■ Exercise directions:
Gather every line from the entries below that includes "молитвы".

■ Input data:
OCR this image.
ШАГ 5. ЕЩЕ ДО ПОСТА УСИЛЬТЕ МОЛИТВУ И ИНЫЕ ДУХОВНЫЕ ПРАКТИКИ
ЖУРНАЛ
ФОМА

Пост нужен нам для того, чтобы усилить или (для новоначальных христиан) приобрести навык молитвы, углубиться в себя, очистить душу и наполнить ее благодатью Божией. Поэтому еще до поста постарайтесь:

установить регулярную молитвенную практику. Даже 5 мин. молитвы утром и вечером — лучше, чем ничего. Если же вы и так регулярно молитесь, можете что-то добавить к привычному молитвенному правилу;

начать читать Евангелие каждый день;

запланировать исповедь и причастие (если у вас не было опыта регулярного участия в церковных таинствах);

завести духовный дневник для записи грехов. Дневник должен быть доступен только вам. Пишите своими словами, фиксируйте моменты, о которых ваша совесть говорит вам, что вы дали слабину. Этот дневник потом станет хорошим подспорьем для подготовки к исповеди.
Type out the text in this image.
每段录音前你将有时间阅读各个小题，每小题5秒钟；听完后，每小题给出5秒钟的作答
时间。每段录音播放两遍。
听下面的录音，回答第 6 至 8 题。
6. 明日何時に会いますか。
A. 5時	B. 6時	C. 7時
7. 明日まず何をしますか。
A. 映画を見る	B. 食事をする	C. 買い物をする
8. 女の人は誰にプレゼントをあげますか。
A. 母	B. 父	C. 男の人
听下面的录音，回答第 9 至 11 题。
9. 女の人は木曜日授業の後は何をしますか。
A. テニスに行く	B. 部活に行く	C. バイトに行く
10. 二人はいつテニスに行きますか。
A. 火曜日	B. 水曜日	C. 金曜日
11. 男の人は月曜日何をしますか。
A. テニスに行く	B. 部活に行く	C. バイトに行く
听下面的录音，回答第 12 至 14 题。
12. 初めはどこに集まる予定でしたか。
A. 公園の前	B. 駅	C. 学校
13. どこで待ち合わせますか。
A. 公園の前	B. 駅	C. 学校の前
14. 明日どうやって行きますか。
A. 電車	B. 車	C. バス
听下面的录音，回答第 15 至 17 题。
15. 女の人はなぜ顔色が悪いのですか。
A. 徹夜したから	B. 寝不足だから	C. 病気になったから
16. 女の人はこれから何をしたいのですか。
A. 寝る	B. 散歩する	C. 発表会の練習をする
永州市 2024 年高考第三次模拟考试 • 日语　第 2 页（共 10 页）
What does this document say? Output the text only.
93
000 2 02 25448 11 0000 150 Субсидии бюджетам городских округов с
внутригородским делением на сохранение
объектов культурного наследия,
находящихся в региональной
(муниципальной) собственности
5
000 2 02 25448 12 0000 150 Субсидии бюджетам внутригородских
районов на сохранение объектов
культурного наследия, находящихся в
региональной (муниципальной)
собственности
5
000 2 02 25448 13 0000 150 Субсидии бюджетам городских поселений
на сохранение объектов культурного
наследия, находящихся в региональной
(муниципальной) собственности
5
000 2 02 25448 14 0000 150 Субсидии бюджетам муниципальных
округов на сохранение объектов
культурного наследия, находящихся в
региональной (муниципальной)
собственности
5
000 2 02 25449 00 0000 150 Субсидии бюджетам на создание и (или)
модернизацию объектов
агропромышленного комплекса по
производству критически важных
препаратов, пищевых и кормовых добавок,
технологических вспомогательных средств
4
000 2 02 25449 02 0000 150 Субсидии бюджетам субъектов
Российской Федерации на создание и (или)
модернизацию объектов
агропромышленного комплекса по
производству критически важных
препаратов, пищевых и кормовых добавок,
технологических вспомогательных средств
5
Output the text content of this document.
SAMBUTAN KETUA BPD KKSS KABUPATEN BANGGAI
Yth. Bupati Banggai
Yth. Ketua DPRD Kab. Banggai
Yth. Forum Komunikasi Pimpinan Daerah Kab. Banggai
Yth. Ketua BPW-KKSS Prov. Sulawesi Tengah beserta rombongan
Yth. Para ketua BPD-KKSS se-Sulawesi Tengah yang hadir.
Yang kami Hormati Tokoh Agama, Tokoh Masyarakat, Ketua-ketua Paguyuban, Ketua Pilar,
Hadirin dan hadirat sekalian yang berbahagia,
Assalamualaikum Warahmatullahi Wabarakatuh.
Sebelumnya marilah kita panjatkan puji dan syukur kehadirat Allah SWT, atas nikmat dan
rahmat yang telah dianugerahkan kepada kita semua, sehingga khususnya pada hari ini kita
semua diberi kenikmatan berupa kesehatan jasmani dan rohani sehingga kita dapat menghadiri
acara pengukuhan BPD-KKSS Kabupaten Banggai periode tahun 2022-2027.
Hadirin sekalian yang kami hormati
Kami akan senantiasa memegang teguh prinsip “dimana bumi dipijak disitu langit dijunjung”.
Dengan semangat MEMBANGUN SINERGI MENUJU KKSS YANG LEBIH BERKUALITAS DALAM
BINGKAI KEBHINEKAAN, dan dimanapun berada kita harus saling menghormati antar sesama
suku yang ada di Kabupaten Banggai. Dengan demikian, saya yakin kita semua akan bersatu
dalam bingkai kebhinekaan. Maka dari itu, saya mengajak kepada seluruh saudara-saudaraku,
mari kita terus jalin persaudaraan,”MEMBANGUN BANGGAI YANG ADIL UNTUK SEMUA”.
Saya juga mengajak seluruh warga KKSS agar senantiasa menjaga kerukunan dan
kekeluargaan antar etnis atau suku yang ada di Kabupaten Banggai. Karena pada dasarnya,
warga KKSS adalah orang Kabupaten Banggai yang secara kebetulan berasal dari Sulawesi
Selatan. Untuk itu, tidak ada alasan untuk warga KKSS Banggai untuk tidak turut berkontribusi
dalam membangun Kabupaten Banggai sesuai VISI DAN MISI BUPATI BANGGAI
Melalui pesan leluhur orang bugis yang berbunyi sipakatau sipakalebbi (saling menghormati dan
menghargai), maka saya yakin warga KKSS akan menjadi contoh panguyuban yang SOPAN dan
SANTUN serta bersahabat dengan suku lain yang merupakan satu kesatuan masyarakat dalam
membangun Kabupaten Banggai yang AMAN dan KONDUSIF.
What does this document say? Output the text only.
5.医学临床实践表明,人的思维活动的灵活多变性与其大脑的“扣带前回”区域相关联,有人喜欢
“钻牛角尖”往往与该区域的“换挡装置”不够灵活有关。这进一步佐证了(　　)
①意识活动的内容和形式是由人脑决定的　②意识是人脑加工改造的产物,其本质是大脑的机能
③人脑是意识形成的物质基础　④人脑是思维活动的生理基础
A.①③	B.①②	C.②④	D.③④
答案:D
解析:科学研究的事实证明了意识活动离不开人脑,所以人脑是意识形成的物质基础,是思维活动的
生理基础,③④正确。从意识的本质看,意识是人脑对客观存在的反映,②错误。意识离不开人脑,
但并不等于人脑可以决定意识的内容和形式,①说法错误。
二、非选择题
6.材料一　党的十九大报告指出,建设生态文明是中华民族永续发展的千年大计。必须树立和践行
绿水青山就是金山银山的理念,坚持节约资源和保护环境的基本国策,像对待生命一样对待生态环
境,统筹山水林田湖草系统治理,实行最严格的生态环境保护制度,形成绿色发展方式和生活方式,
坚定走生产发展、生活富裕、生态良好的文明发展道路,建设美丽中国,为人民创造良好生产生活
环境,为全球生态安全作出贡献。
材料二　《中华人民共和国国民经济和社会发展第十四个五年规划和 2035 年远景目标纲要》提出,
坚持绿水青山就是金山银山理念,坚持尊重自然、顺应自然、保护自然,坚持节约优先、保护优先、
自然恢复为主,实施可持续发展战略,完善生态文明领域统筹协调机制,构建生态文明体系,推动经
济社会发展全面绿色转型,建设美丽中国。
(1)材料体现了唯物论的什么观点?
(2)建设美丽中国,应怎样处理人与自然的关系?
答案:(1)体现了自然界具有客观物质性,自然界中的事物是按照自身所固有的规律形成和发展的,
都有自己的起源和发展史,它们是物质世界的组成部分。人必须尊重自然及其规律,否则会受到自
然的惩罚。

■ Result below:
Пост нужен нам для того, чтобы усилить или (для новоначальных христиан) приобрести навык молитвы, углубиться в себя, очистить душу и наполнить ее благодатью Божией. Поэтому еще до поста постарайтесь:
установить регулярную молитвенную практику. Даже 5 мин. молитвы утром и вечером — лучше, чем ничего. Если же вы и так регулярно молитесь, можете что-то добавить к привычному молитвенному правилу;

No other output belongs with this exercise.